Collected data entries
——————
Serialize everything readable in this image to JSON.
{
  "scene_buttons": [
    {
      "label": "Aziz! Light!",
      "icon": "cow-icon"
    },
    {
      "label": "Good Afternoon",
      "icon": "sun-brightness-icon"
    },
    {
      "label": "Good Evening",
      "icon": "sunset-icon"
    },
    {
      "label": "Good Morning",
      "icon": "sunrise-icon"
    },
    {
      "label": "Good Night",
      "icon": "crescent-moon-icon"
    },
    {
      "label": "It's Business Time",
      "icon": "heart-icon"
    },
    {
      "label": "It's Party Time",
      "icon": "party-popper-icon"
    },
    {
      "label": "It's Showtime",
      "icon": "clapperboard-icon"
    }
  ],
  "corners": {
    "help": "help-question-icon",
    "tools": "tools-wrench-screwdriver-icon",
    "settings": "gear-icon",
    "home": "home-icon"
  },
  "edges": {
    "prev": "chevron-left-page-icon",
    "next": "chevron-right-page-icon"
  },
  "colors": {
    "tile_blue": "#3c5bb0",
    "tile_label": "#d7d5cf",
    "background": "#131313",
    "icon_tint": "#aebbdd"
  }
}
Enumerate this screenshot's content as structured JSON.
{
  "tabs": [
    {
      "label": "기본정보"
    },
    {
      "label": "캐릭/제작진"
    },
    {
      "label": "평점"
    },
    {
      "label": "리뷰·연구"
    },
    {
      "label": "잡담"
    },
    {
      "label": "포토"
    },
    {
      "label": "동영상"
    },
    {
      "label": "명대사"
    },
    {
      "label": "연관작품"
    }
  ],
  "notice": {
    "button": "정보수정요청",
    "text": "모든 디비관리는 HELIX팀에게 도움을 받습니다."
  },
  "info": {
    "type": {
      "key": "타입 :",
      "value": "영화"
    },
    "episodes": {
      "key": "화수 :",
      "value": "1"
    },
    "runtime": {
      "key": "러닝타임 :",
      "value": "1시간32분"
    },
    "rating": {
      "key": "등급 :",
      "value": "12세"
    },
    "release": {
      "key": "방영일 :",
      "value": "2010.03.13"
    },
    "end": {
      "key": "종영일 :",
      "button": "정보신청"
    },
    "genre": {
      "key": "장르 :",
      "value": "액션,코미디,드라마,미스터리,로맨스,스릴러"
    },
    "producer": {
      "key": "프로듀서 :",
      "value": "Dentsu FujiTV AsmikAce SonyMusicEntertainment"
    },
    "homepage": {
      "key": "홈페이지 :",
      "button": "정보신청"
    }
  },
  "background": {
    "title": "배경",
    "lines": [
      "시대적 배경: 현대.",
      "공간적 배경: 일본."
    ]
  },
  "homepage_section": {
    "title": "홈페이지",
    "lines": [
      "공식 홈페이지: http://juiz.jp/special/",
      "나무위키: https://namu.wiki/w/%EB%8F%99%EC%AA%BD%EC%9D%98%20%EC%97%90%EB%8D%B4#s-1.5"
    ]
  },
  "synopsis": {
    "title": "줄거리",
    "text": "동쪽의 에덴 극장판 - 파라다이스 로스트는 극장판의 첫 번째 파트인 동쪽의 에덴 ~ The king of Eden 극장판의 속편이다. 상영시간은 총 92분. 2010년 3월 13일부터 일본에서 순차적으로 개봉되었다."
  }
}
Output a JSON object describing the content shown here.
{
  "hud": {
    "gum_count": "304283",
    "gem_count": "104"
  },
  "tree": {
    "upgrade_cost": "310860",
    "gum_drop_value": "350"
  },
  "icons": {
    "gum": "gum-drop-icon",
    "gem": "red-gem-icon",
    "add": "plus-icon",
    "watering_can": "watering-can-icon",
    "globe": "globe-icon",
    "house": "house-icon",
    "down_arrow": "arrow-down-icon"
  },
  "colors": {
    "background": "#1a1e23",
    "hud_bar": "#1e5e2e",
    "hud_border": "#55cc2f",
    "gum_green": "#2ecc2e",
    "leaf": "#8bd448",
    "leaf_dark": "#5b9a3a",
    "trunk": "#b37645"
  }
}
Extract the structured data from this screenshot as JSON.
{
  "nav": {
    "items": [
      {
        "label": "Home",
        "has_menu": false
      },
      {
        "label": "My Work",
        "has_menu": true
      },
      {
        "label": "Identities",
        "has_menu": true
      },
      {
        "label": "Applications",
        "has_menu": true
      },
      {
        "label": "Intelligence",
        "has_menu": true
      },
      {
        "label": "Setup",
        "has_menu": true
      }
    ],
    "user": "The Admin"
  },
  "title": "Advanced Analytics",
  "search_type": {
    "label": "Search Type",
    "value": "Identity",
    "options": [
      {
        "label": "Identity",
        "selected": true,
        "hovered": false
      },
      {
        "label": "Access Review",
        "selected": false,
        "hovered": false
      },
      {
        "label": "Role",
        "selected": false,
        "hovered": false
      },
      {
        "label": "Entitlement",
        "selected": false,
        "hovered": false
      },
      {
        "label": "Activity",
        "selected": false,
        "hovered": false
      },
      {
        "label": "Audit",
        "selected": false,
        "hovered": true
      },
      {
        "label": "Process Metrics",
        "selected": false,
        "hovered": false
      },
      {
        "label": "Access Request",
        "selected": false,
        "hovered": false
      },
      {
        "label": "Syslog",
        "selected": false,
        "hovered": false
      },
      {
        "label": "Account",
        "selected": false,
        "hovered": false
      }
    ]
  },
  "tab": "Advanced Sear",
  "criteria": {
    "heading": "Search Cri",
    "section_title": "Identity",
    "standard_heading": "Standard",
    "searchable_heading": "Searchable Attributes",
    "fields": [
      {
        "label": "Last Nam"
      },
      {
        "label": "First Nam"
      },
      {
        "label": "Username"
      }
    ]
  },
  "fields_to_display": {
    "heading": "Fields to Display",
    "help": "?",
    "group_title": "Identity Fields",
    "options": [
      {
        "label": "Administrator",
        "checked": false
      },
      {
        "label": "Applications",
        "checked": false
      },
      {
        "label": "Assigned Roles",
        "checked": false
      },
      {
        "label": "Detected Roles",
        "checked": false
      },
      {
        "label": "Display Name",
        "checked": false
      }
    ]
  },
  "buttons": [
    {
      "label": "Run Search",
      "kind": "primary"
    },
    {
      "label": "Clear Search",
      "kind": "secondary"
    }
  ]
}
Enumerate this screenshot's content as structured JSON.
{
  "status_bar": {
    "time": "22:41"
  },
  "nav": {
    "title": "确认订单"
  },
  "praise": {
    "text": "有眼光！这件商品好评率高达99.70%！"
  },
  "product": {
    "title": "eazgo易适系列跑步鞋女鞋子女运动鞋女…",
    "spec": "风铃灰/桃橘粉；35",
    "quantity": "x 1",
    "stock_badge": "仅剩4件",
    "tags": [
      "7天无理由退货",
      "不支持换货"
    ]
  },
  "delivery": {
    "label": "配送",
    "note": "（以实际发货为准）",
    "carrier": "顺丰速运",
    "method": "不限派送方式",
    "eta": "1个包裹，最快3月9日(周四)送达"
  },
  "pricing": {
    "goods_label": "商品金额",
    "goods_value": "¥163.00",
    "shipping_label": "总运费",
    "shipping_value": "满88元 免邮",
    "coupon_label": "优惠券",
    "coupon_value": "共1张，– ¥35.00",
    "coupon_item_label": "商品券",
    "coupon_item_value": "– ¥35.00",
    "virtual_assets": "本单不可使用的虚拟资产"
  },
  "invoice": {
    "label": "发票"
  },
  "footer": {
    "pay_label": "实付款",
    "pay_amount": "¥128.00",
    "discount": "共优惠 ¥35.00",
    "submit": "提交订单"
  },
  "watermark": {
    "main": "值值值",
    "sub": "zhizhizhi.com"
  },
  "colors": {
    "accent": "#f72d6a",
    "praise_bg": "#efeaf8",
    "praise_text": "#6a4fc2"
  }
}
——————
● **STATED PROBLEM**
Please set down all the data word for word.

● **THE RESPONSE**
Serialize everything readable in this image to JSON.
{
  "scene_buttons": [
    {
      "label": "Aziz! Light!",
      "icon": "cow-icon"
    },
    {
      "label": "Good Afternoon",
      "icon": "sun-brightness-icon"
    },
    {
      "label": "Good Evening",
      "icon": "sunset-icon"
    },
    {
      "label": "Good Morning",
      "icon": "sunrise-icon"
    },
    {
      "label": "Good Night",
      "icon": "crescent-moon-icon"
    },
    {
      "label": "It's Business Time",
      "icon": "heart-icon"
    },
    {
      "label": "It's Party Time",
      "icon": "party-popper-icon"
    },
    {
      "label": "It's Showtime",
      "icon": "clapperboard-icon"
    }
  ],
  "corners": {
    "help": "help-question-icon",
    "tools": "tools-wrench-screwdriver-icon",
    "settings": "gear-icon",
    "home": "home-icon"
  },
  "edges": {
    "prev": "chevron-left-page-icon",
    "next": "chevron-right-page-icon"
  },
  "colors": {
    "tile_blue": "#3c5bb0",
    "tile_label": "#d7d5cf",
    "background": "#131313",
    "icon_tint": "#aebbdd"
  }
}
Enumerate this screenshot's content as structured JSON.
{
  "tabs": [
    {
      "label": "기본정보"
    },
    {
      "label": "캐릭/제작진"
    },
    {
      "label": "평점"
    },
    {
      "label": "리뷰·연구"
    },
    {
      "label": "잡담"
    },
    {
      "label": "포토"
    },
    {
      "label": "동영상"
    },
    {
      "label": "명대사"
    },
    {
      "label": "연관작품"
    }
  ],
  "notice": {
    "button": "정보수정요청",
    "text": "모든 디비관리는 HELIX팀에게 도움을 받습니다."
  },
  "info": {
    "type": {
      "key": "타입 :",
      "value": "영화"
    },
    "episodes": {
      "key": "화수 :",
      "value": "1"
    },
    "runtime": {
      "key": "러닝타임 :",
      "value": "1시간32분"
    },
    "rating": {
      "key": "등급 :",
      "value": "12세"
    },
    "release": {
      "key": "방영일 :",
      "value": "2010.03.13"
    },
    "end": {
      "key": "종영일 :",
      "button": "정보신청"
    },
    "genre": {
      "key": "장르 :",
      "value": "액션,코미디,드라마,미스터리,로맨스,스릴러"
    },
    "producer": {
      "key": "프로듀서 :",
      "value": "Dentsu FujiTV AsmikAce SonyMusicEntertainment"
    },
    "homepage": {
      "key": "홈페이지 :",
      "button": "정보신청"
    }
  },
  "background": {
    "title": "배경",
    "lines": [
      "시대적 배경: 현대.",
      "공간적 배경: 일본."
    ]
  },
  "homepage_section": {
    "title": "홈페이지",
    "lines": [
      "공식 홈페이지: http://juiz.jp/special/",
      "나무위키: https://namu.wiki/w/%EB%8F%99%EC%AA%BD%EC%9D%98%20%EC%97%90%EB%8D%B4#s-1.5"
    ]
  },
  "synopsis": {
    "title": "줄거리",
    "text": "동쪽의 에덴 극장판 - 파라다이스 로스트는 극장판의 첫 번째 파트인 동쪽의 에덴 ~ The king of Eden 극장판의 속편이다. 상영시간은 총 92분. 2010년 3월 13일부터 일본에서 순차적으로 개봉되었다."
  }
}
Output a JSON object describing the content shown here.
{
  "hud": {
    "gum_count": "304283",
    "gem_count": "104"
  },
  "tree": {
    "upgrade_cost": "310860",
    "gum_drop_value": "350"
  },
  "icons": {
    "gum": "gum-drop-icon",
    "gem": "red-gem-icon",
    "add": "plus-icon",
    "watering_can": "watering-can-icon",
    "globe": "globe-icon",
    "house": "house-icon",
    "down_arrow": "arrow-down-icon"
  },
  "colors": {
    "background": "#1a1e23",
    "hud_bar": "#1e5e2e",
    "hud_border": "#55cc2f",
    "gum_green": "#2ecc2e",
    "leaf": "#8bd448",
    "leaf_dark": "#5b9a3a",
    "trunk": "#b37645"
  }
}
Extract the structured data from this screenshot as JSON.
{
  "nav": {
    "items": [
      {
        "label": "Home",
        "has_menu": false
      },
      {
        "label": "My Work",
        "has_menu": true
      },
      {
        "label": "Identities",
        "has_menu": true
      },
      {
        "label": "Applications",
        "has_menu": true
      },
      {
        "label": "Intelligence",
        "has_menu": true
      },
      {
        "label": "Setup",
        "has_menu": true
      }
    ],
    "user": "The Admin"
  },
  "title": "Advanced Analytics",
  "search_type": {
    "label": "Search Type",
    "value": "Identity",
    "options": [
      {
        "label": "Identity",
        "selected": true,
        "hovered": false
      },
      {
        "label": "Access Review",
        "selected": false,
        "hovered": false
      },
      {
        "label": "Role",
        "selected": false,
        "hovered": false
      },
      {
        "label": "Entitlement",
        "selected": false,
        "hovered": false
      },
      {
        "label": "Activity",
        "selected": false,
        "hovered": false
      },
      {
        "label": "Audit",
        "selected": false,
        "hovered": true
      },
      {
        "label": "Process Metrics",
        "selected": false,
        "hovered": false
      },
      {
        "label": "Access Request",
        "selected": false,
        "hovered": false
      },
      {
        "label": "Syslog",
        "selected": false,
        "hovered": false
      },
      {
        "label": "Account",
        "selected": false,
        "hovered": false
      }
    ]
  },
  "tab": "Advanced Sear",
  "criteria": {
    "heading": "Search Cri",
    "section_title": "Identity",
    "standard_heading": "Standard",
    "searchable_heading": "Searchable Attributes",
    "fields": [
      {
        "label": "Last Nam"
      },
      {
        "label": "First Nam"
      },
      {
        "label": "Username"
      }
    ]
  },
  "fields_to_display": {
    "heading": "Fields to Display",
    "help": "?",
    "group_title": "Identity Fields",
    "options": [
      {
        "label": "Administrator",
        "checked": false
      },
      {
        "label": "Applications",
        "checked": false
      },
      {
        "label": "Assigned Roles",
        "checked": false
      },
      {
        "label": "Detected Roles",
        "checked": false
      },
      {
        "label": "Display Name",
        "checked": false
      }
    ]
  },
  "buttons": [
    {
      "label": "Run Search",
      "kind": "primary"
    },
    {
      "label": "Clear Search",
      "kind": "secondary"
    }
  ]
}
Enumerate this screenshot's content as structured JSON.
{
  "status_bar": {
    "time": "22:41"
  },
  "nav": {
    "title": "确认订单"
  },
  "praise": {
    "text": "有眼光！这件商品好评率高达99.70%！"
  },
  "product": {
    "title": "eazgo易适系列跑步鞋女鞋子女运动鞋女…",
    "spec": "风铃灰/桃橘粉；35",
    "quantity": "x 1",
    "stock_badge": "仅剩4件",
    "tags": [
      "7天无理由退货",
      "不支持换货"
    ]
  },
  "delivery": {
    "label": "配送",
    "note": "（以实际发货为准）",
    "carrier": "顺丰速运",
    "method": "不限派送方式",
    "eta": "1个包裹，最快3月9日(周四)送达"
  },
  "pricing": {
    "goods_label": "商品金额",
    "goods_value": "¥163.00",
    "shipping_label": "总运费",
    "shipping_value": "满88元 免邮",
    "coupon_label": "优惠券",
    "coupon_value": "共1张，– ¥35.00",
    "coupon_item_label": "商品券",
    "coupon_item_value": "– ¥35.00",
    "virtual_assets": "本单不可使用的虚拟资产"
  },
  "invoice": {
    "label": "发票"
  },
  "footer": {
    "pay_label": "实付款",
    "pay_amount": "¥128.00",
    "discount": "共优惠 ¥35.00",
    "submit": "提交订单"
  },
  "watermark": {
    "main": "值值值",
    "sub": "zhizhizhi.com"
  },
  "colors": {
    "accent": "#f72d6a",
    "praise_bg": "#efeaf8",
    "praise_text": "#6a4fc2"
  }
}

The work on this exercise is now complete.